Report every line in the listing below where the string "公司股权纠纷" shows up.

[Entries from a dataset]
= = =

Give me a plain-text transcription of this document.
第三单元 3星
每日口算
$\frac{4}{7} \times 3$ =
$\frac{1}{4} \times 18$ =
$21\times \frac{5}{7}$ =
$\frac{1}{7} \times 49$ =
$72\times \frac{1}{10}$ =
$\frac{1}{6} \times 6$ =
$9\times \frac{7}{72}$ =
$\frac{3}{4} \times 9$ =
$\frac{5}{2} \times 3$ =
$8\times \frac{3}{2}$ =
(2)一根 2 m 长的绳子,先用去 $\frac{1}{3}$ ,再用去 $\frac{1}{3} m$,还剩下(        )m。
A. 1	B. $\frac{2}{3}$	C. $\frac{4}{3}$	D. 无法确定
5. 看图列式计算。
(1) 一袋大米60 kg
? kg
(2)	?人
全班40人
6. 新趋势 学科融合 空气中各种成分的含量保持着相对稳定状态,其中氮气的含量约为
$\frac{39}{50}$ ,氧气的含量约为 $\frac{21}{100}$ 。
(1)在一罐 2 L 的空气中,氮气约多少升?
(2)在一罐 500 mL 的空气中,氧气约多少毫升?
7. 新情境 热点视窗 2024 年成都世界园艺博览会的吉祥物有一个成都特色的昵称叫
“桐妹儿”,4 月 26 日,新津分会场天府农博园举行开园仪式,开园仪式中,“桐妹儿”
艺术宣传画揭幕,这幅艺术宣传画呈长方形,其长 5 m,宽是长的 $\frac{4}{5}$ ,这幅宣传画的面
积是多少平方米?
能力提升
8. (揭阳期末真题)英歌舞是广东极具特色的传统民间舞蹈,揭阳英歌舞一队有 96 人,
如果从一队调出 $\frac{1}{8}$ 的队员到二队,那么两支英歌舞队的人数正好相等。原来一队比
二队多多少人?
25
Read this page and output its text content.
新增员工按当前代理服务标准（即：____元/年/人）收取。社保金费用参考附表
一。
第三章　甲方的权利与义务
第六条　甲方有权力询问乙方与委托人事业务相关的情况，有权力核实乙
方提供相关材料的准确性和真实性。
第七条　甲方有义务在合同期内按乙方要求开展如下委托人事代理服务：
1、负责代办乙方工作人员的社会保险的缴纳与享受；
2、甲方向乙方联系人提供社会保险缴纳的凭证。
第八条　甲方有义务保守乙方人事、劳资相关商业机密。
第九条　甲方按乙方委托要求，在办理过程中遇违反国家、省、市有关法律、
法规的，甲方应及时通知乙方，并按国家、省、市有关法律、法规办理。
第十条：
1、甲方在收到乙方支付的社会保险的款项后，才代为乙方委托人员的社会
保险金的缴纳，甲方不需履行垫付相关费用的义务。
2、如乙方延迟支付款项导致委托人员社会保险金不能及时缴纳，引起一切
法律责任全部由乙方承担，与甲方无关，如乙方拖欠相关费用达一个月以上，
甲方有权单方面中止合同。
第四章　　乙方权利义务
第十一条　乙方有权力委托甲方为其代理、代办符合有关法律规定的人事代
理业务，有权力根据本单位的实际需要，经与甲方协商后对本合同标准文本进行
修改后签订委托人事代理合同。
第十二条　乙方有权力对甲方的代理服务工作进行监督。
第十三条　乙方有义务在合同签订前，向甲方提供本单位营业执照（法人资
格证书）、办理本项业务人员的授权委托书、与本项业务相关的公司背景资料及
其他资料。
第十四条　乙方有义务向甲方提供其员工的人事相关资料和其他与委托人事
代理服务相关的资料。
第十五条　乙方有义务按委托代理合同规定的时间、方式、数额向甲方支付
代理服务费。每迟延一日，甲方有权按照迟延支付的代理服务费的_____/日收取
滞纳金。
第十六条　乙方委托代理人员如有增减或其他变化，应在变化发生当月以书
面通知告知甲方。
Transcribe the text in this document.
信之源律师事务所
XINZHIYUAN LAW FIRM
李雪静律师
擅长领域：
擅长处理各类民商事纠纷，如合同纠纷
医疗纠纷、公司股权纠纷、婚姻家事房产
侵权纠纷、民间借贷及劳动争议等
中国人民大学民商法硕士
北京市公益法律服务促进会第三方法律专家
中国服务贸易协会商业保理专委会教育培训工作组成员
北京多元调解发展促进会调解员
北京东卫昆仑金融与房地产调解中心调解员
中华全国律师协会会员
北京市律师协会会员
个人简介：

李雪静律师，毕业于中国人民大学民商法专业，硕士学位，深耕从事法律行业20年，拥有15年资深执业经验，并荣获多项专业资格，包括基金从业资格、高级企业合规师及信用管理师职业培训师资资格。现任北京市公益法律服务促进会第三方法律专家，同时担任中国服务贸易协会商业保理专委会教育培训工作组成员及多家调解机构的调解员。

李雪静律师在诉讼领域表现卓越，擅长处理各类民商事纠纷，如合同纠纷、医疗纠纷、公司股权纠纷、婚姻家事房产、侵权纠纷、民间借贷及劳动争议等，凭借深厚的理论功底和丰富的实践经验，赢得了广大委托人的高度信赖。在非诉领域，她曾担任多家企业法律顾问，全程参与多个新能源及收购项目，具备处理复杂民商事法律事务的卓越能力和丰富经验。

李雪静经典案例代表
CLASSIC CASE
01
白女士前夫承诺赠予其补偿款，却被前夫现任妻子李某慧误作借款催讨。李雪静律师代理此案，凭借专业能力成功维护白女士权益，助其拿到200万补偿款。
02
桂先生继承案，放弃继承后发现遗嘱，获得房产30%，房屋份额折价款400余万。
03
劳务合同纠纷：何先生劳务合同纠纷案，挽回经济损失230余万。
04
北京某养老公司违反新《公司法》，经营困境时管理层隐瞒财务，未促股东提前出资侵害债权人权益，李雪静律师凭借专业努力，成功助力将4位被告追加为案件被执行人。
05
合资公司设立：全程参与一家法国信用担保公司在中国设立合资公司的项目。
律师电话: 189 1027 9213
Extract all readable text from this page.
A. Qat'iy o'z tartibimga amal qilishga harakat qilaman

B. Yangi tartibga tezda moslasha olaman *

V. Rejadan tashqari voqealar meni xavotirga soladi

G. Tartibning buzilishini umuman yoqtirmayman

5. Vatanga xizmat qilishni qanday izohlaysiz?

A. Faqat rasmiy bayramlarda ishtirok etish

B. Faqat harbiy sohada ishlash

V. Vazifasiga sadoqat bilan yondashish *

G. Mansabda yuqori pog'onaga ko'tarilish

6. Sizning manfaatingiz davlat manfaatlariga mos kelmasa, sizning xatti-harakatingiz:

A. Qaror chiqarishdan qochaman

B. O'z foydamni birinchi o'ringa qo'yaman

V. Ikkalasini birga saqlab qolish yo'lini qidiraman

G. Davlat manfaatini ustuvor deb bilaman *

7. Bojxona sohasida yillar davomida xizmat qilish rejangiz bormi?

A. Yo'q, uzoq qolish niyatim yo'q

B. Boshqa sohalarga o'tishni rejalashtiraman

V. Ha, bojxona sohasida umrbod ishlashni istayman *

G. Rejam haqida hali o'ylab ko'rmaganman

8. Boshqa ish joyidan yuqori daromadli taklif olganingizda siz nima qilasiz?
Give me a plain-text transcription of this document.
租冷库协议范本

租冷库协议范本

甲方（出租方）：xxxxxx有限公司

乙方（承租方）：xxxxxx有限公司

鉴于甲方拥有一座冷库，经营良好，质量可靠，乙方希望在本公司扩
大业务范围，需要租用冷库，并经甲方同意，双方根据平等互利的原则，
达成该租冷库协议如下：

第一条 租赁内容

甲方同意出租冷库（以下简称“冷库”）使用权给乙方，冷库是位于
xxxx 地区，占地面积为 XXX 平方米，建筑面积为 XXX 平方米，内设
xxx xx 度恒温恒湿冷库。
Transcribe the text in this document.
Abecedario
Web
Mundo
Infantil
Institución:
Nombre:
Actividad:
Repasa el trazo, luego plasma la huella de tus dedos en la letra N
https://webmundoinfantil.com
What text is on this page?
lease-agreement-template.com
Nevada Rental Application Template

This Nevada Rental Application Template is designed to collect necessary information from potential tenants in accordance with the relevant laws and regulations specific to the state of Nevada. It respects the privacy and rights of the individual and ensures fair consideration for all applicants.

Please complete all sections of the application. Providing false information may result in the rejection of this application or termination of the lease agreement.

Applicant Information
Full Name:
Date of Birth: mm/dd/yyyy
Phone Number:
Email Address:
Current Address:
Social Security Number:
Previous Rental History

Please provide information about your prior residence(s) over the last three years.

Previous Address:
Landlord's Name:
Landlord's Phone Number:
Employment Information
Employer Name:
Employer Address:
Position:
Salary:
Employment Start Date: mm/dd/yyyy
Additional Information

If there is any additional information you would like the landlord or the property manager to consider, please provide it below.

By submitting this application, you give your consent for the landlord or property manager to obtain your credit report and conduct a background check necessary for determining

= = =

• [SOLUTION TO THE PROBLEM]:
医疗纠纷、公司股权纠纷、婚姻家事房产
李雪静律师在诉讼领域表现卓越，擅长处理各类民商事纠纷，如合同纠纷、医疗纠纷、公司股权纠纷、婚姻家事房产、侵权纠纷、民间借贷及劳动争议等，凭借深厚的理论功底和丰富的实践经验，赢得了广大委托人的高度信赖。在非诉领域，她曾担任多家企业法律顾问，全程参与多个新能源及收购项目，具备处理复杂民商事法律事务的卓越能力和丰富经验。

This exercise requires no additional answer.